▶ _Records from a dataset_
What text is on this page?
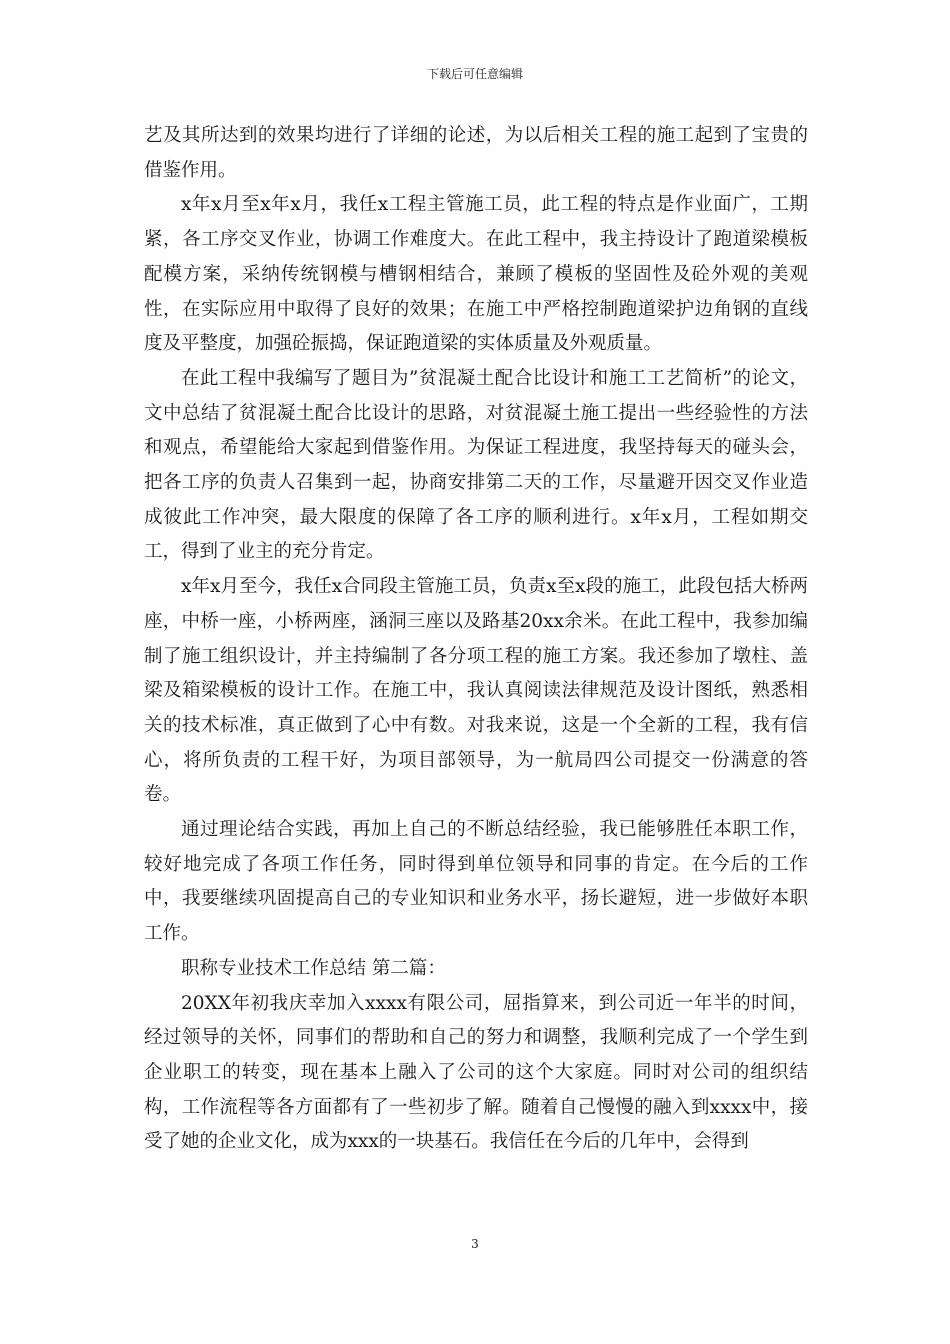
下载后可任意编辑

艺及其所达到的效果均进行了详细的论述，为以后相关工程的施工起到了宝贵的借鉴作用。

x年x月至x年x月，我任x工程主管施工员，此工程的特点是作业面广，工期紧，各工序交叉作业，协调工作难度大。在此工程中，我主持设计了跑道梁模板配模方案，采纳传统钢模与槽钢相结合，兼顾了模板的坚固性及砼外观的美观性，在实际应用中取得了良好的效果；在施工中严格控制跑道梁护边角钢的直线度及平整度，加强砼振捣，保证跑道梁的实体质量及外观质量。

在此工程中我编写了题目为”贫混凝土配合比设计和施工工艺简析”的论文，文中总结了贫混凝土配合比设计的思路，对贫混凝土施工提出一些经验性的方法和观点，希望能给大家起到借鉴作用。为保证工程进度，我坚持每天的碰头会，把各工序的负责人召集到一起，协商安排第二天的工作，尽量避开因交叉作业造成彼此工作冲突，最大限度的保障了各工序的顺利进行。x年x月，工程如期交工，得到了业主的充分肯定。

x年x月至今，我任x合同段主管施工员，负责x至x段的施工，此段包括大桥两座，中桥一座，小桥两座，涵洞三座以及路基20xx余米。在此工程中，我参加编制了施工组织设计，并主持编制了各分项工程的施工方案。我还参加了墩柱、盖梁及箱梁模板的设计工作。在施工中，我认真阅读法律规范及设计图纸，熟悉相关的技术标准，真正做到了心中有数。对我来说，这是一个全新的工程，我有信心，将所负责的工程干好，为项目部领导，为一航局四公司提交一份满意的答卷。

通过理论结合实践，再加上自己的不断总结经验，我已能够胜任本职工作，较好地完成了各项工作任务，同时得到单位领导和同事的肯定。在今后的工作中，我要继续巩固提高自己的专业知识和业务水平，扬长避短，进一步做好本职工作。

职称专业技术工作总结 第二篇：

20XX年初我庆幸加入xxxx有限公司，屈指算来，到公司近一年半的时间，经过领导的关怀，同事们的帮助和自己的努力和调整，我顺利完成了一个学生到企业职工的转变，现在基本上融入了公司的这个大家庭。同时对公司的组织结构，工作流程等各方面都有了一些初步了解。随着自己慢慢的融入到xxxx中，接受了她的企业文化，成为xxx的一块基石。我信任在今后的几年中，会得到

3
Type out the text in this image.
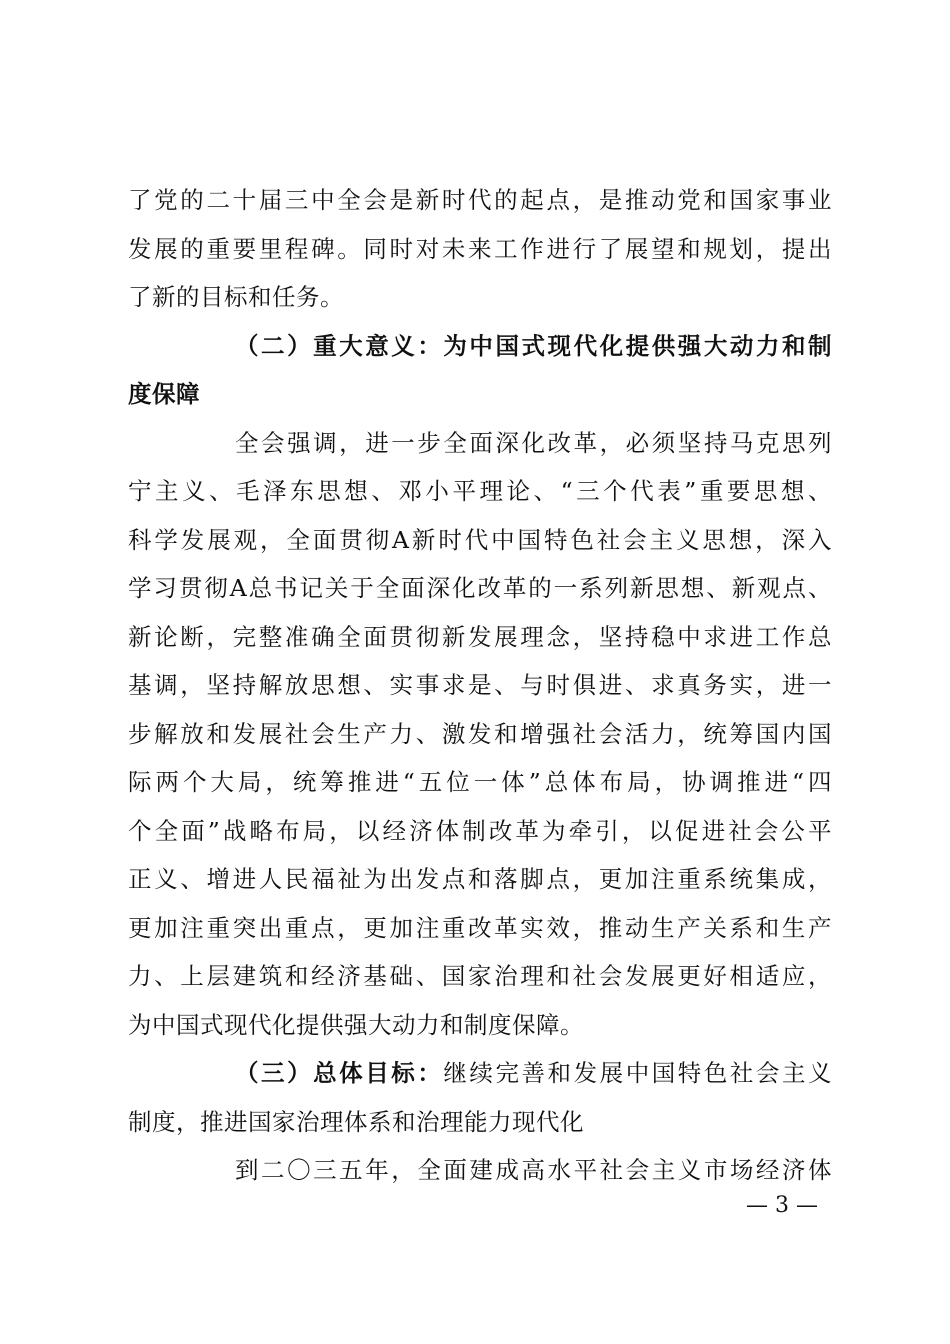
了党的二十届三中全会是新时代的起点，是推动党和国家事业
发展的重要里程碑。同时对未来工作进行了展望和规划，提出
了新的目标和任务。
（二）重大意义：为中国式现代化提供强大动力和制
度保障
全会强调，进一步全面深化改革，必须坚持马克思列
宁主义、毛泽东思想、邓小平理论、“三个代表”重要思想、
科学发展观，全面贯彻A新时代中国特色社会主义思想，深入
学习贯彻A总书记关于全面深化改革的一系列新思想、新观点、
新论断，完整准确全面贯彻新发展理念，坚持稳中求进工作总
基调，坚持解放思想、实事求是、与时俱进、求真务实，进一
步解放和发展社会生产力、激发和增强社会活力，统筹国内国
际两个大局，统筹推进“五位一体”总体布局，协调推进“四
个全面”战略布局，以经济体制改革为牵引，以促进社会公平
正义、增进人民福祉为出发点和落脚点，更加注重系统集成，
更加注重突出重点，更加注重改革实效，推动生产关系和生产
力、上层建筑和经济基础、国家治理和社会发展更好相适应，
为中国式现代化提供强大动力和制度保障。
（三）总体目标：继续完善和发展中国特色社会主义
制度，推进国家治理体系和治理能力现代化
到二〇三五年，全面建成高水平社会主义市场经济体
— 3 —
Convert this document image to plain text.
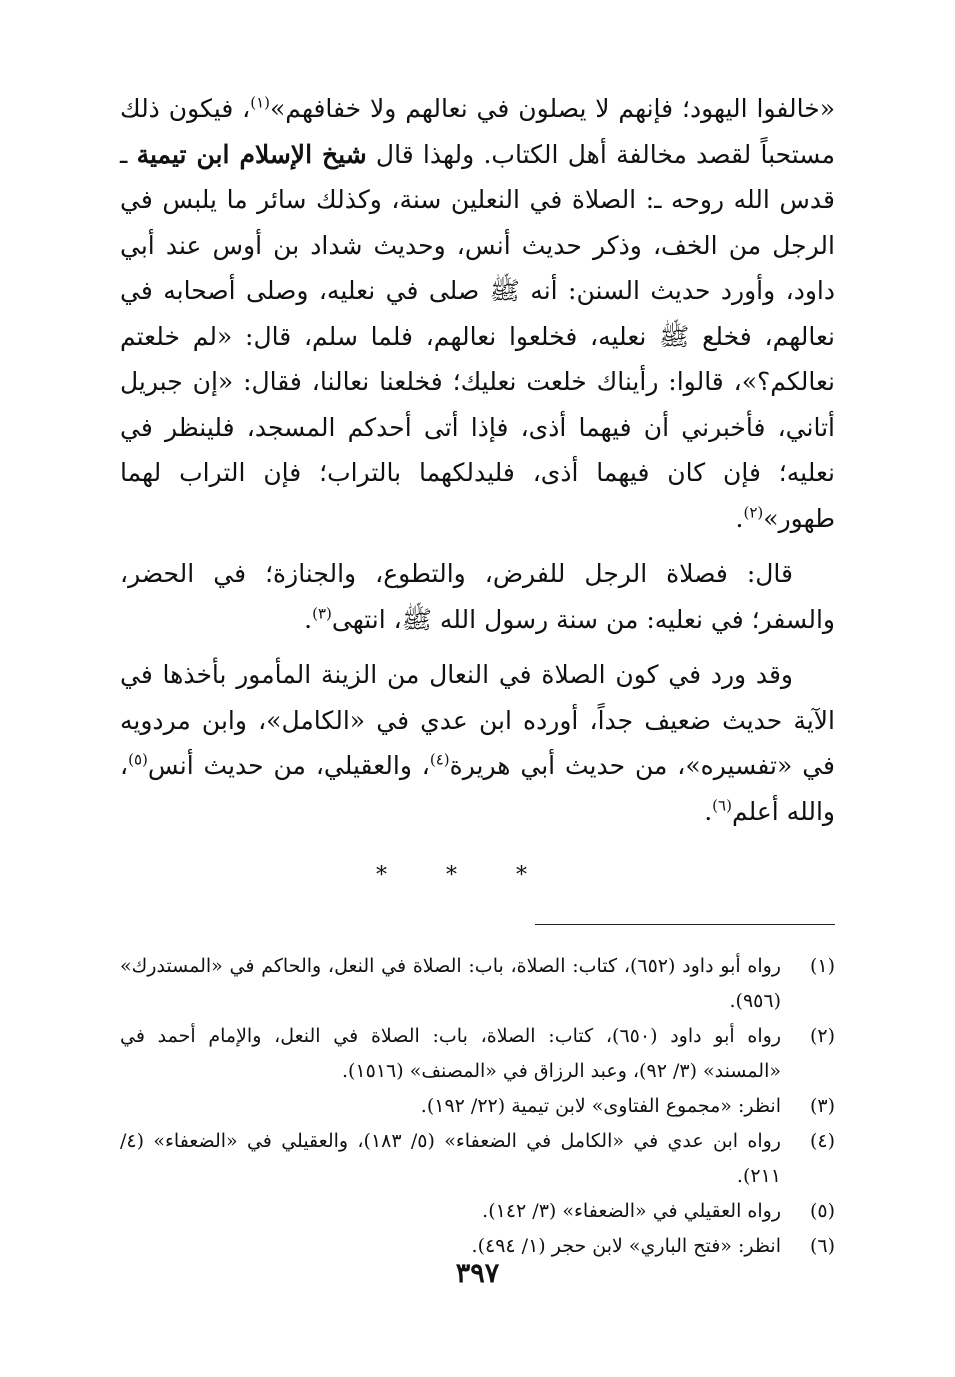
«خالفوا اليهود؛ فإنهم لا يصلون في نعالهم ولا خفافهم»$^{(١)}$، فيكون ذلك مستحباً لقصد مخالفة أهل الكتاب. ولهذا قال شيخ الإسلام ابن تيمية ـ قدس الله روحه ـ: الصلاة في النعلين سنة، وكذلك سائر ما يلبس في الرجل من الخف، وذكر حديث أنس، وحديث شداد بن أوس عند أبي داود، وأورد حديث السنن: أنه ﷺ صلى في نعليه، وصلى أصحابه في نعالهم، فخلع ﷺ نعليه، فخلعوا نعالهم، فلما سلم، قال: «لم خلعتم نعالكم؟»، قالوا: رأيناك خلعت نعليك؛ فخلعنا نعالنا، فقال: «إن جبريل أتاني، فأخبرني أن فيهما أذى، فإذا أتى أحدكم المسجد، فلينظر في نعليه؛ فإن كان فيهما أذى، فليدلكهما بالتراب؛ فإن التراب لهما طهور»$^{(٢)}$.

قال: فصلاة الرجل للفرض، والتطوع، والجنازة؛ في الحضر، والسفر؛ في نعليه: من سنة رسول الله ﷺ، انتهى$^{(٣)}$.

وقد ورد في كون الصلاة في النعال من الزينة المأمور بأخذها في الآية حديث ضعيف جداً، أورده ابن عدي في «الكامل»، وابن مردويه في «تفسيره»، من حديث أبي هريرة$^{(٤)}$، والعقيلي، من حديث أنس$^{(٥)}$، والله أعلم$^{(٦)}$.

* * *
(١)
رواه أبو داود (٦٥٢)، كتاب: الصلاة، باب: الصلاة في النعل، والحاكم في «المستدرك» (٩٥٦).
(٢)
رواه أبو داود (٦٥٠)، كتاب: الصلاة، باب: الصلاة في النعل، والإمام أحمد في «المسند» (٣/ ٩٢)، وعبد الرزاق في «المصنف» (١٥١٦).
(٣)
انظر: «مجموع الفتاوى» لابن تيمية (٢٢/ ١٩٢).
(٤)
رواه ابن عدي في «الكامل في الضعفاء» (٥/ ١٨٣)، والعقيلي في «الضعفاء» (٤/ ٢١١).
(٥)
رواه العقيلي في «الضعفاء» (٣/ ١٤٢).
(٦)
انظر: «فتح الباري» لابن حجر (١/ ٤٩٤).
٣٩٧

▶ _Task instructions_
Omit any images, then output the listing exactly.

▶ _Solution for this problem_
What text is on this page?
下载后可任意编辑

艺及其所达到的效果均进行了详细的论述，为以后相关工程的施工起到了宝贵的借鉴作用。

x年x月至x年x月，我任x工程主管施工员，此工程的特点是作业面广，工期紧，各工序交叉作业，协调工作难度大。在此工程中，我主持设计了跑道梁模板配模方案，采纳传统钢模与槽钢相结合，兼顾了模板的坚固性及砼外观的美观性，在实际应用中取得了良好的效果；在施工中严格控制跑道梁护边角钢的直线度及平整度，加强砼振捣，保证跑道梁的实体质量及外观质量。

在此工程中我编写了题目为”贫混凝土配合比设计和施工工艺简析”的论文，文中总结了贫混凝土配合比设计的思路，对贫混凝土施工提出一些经验性的方法和观点，希望能给大家起到借鉴作用。为保证工程进度，我坚持每天的碰头会，把各工序的负责人召集到一起，协商安排第二天的工作，尽量避开因交叉作业造成彼此工作冲突，最大限度的保障了各工序的顺利进行。x年x月，工程如期交工，得到了业主的充分肯定。

x年x月至今，我任x合同段主管施工员，负责x至x段的施工，此段包括大桥两座，中桥一座，小桥两座，涵洞三座以及路基20xx余米。在此工程中，我参加编制了施工组织设计，并主持编制了各分项工程的施工方案。我还参加了墩柱、盖梁及箱梁模板的设计工作。在施工中，我认真阅读法律规范及设计图纸，熟悉相关的技术标准，真正做到了心中有数。对我来说，这是一个全新的工程，我有信心，将所负责的工程干好，为项目部领导，为一航局四公司提交一份满意的答卷。

通过理论结合实践，再加上自己的不断总结经验，我已能够胜任本职工作，较好地完成了各项工作任务，同时得到单位领导和同事的肯定。在今后的工作中，我要继续巩固提高自己的专业知识和业务水平，扬长避短，进一步做好本职工作。

职称专业技术工作总结 第二篇：

20XX年初我庆幸加入xxxx有限公司，屈指算来，到公司近一年半的时间，经过领导的关怀，同事们的帮助和自己的努力和调整，我顺利完成了一个学生到企业职工的转变，现在基本上融入了公司的这个大家庭。同时对公司的组织结构，工作流程等各方面都有了一些初步了解。随着自己慢慢的融入到xxxx中，接受了她的企业文化，成为xxx的一块基石。我信任在今后的几年中，会得到

3
Type out the text in this image.
了党的二十届三中全会是新时代的起点，是推动党和国家事业
发展的重要里程碑。同时对未来工作进行了展望和规划，提出
了新的目标和任务。
（二）重大意义：为中国式现代化提供强大动力和制
度保障
全会强调，进一步全面深化改革，必须坚持马克思列
宁主义、毛泽东思想、邓小平理论、“三个代表”重要思想、
科学发展观，全面贯彻A新时代中国特色社会主义思想，深入
学习贯彻A总书记关于全面深化改革的一系列新思想、新观点、
新论断，完整准确全面贯彻新发展理念，坚持稳中求进工作总
基调，坚持解放思想、实事求是、与时俱进、求真务实，进一
步解放和发展社会生产力、激发和增强社会活力，统筹国内国
际两个大局，统筹推进“五位一体”总体布局，协调推进“四
个全面”战略布局，以经济体制改革为牵引，以促进社会公平
正义、增进人民福祉为出发点和落脚点，更加注重系统集成，
更加注重突出重点，更加注重改革实效，推动生产关系和生产
力、上层建筑和经济基础、国家治理和社会发展更好相适应，
为中国式现代化提供强大动力和制度保障。
（三）总体目标：继续完善和发展中国特色社会主义
制度，推进国家治理体系和治理能力现代化
到二〇三五年，全面建成高水平社会主义市场经济体
— 3 —
Convert this document image to plain text.
«خالفوا اليهود؛ فإنهم لا يصلون في نعالهم ولا خفافهم»$^{(١)}$، فيكون ذلك مستحباً لقصد مخالفة أهل الكتاب. ولهذا قال شيخ الإسلام ابن تيمية ـ قدس الله روحه ـ: الصلاة في النعلين سنة، وكذلك سائر ما يلبس في الرجل من الخف، وذكر حديث أنس، وحديث شداد بن أوس عند أبي داود، وأورد حديث السنن: أنه ﷺ صلى في نعليه، وصلى أصحابه في نعالهم، فخلع ﷺ نعليه، فخلعوا نعالهم، فلما سلم، قال: «لم خلعتم نعالكم؟»، قالوا: رأيناك خلعت نعليك؛ فخلعنا نعالنا، فقال: «إن جبريل أتاني، فأخبرني أن فيهما أذى، فإذا أتى أحدكم المسجد، فلينظر في نعليه؛ فإن كان فيهما أذى، فليدلكهما بالتراب؛ فإن التراب لهما طهور»$^{(٢)}$.

قال: فصلاة الرجل للفرض، والتطوع، والجنازة؛ في الحضر، والسفر؛ في نعليه: من سنة رسول الله ﷺ، انتهى$^{(٣)}$.

وقد ورد في كون الصلاة في النعال من الزينة المأمور بأخذها في الآية حديث ضعيف جداً، أورده ابن عدي في «الكامل»، وابن مردويه في «تفسيره»، من حديث أبي هريرة$^{(٤)}$، والعقيلي، من حديث أنس$^{(٥)}$، والله أعلم$^{(٦)}$.

* * *
(١)
رواه أبو داود (٦٥٢)، كتاب: الصلاة، باب: الصلاة في النعل، والحاكم في «المستدرك» (٩٥٦).
(٢)
رواه أبو داود (٦٥٠)، كتاب: الصلاة، باب: الصلاة في النعل، والإمام أحمد في «المسند» (٣/ ٩٢)، وعبد الرزاق في «المصنف» (١٥١٦).
(٣)
انظر: «مجموع الفتاوى» لابن تيمية (٢٢/ ١٩٢).
(٤)
رواه ابن عدي في «الكامل في الضعفاء» (٥/ ١٨٣)، والعقيلي في «الضعفاء» (٤/ ٢١١).
(٥)
رواه العقيلي في «الضعفاء» (٣/ ١٤٢).
(٦)
انظر: «فتح الباري» لابن حجر (١/ ٤٩٤).
٣٩٧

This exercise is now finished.